> [STATED GOAL]: Gather from the material every line that contains the string "常務委員".

> [RECORD EXTRACTS]:
····················
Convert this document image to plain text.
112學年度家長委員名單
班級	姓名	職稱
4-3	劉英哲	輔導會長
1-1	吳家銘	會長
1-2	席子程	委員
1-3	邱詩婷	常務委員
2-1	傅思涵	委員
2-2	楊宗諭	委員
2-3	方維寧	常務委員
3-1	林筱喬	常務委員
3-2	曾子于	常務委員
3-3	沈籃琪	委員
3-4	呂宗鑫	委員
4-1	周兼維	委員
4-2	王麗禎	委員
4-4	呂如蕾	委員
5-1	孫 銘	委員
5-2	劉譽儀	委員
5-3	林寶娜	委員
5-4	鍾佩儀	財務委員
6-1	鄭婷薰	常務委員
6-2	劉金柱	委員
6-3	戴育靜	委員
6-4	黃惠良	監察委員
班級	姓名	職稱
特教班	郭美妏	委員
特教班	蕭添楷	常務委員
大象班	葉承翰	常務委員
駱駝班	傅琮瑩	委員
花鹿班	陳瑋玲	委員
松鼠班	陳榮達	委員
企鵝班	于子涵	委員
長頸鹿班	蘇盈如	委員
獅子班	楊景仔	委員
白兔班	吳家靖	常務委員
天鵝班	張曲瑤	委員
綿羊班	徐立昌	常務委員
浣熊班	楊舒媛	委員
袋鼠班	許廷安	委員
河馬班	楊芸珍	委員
····················
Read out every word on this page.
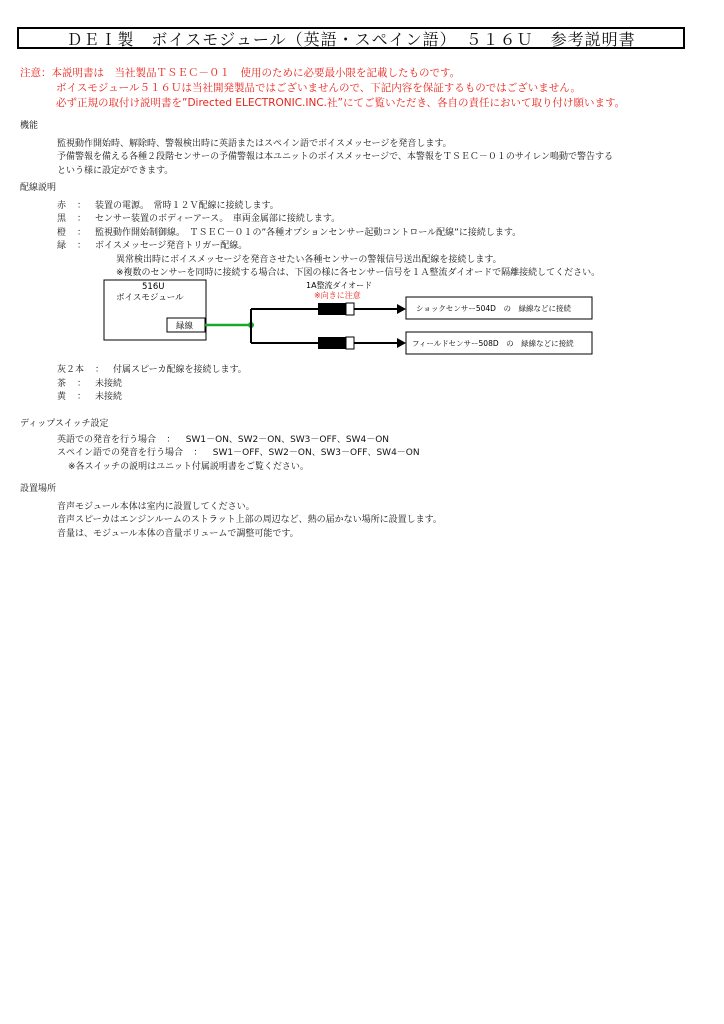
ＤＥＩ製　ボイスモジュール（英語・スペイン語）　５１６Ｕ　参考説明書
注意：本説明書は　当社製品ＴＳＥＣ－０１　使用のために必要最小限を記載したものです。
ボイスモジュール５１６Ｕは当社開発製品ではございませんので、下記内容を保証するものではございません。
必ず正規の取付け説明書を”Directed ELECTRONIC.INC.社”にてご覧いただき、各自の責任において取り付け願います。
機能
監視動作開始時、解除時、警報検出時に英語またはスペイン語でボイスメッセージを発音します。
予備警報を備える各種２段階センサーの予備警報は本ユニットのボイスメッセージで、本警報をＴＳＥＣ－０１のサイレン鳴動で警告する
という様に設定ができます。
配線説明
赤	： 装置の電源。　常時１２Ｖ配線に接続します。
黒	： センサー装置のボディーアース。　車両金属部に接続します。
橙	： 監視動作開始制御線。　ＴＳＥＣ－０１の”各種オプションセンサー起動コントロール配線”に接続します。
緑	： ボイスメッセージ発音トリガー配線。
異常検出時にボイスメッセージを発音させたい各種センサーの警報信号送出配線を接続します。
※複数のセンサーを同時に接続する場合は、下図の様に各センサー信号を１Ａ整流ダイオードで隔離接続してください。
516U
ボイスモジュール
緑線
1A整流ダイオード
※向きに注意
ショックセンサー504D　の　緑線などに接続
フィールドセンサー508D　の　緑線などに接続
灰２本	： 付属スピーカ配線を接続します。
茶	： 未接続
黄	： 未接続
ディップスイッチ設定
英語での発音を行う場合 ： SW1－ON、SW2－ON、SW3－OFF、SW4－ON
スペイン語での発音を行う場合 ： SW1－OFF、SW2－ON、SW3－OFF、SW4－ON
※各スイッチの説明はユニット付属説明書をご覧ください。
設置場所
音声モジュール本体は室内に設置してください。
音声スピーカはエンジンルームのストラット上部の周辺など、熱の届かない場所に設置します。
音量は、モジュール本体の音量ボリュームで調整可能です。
····················
> [RESPONSE TO THE EXERCISE]:
1-3	邱詩婷	常務委員
2-3	方維寧	常務委員
3-1	林筱喬	常務委員
3-2	曾子于	常務委員
6-1	鄭婷薰	常務委員
特教班	蕭添楷	常務委員
大象班	葉承翰	常務委員
白兔班	吳家靖	常務委員
綿羊班	徐立昌	常務委員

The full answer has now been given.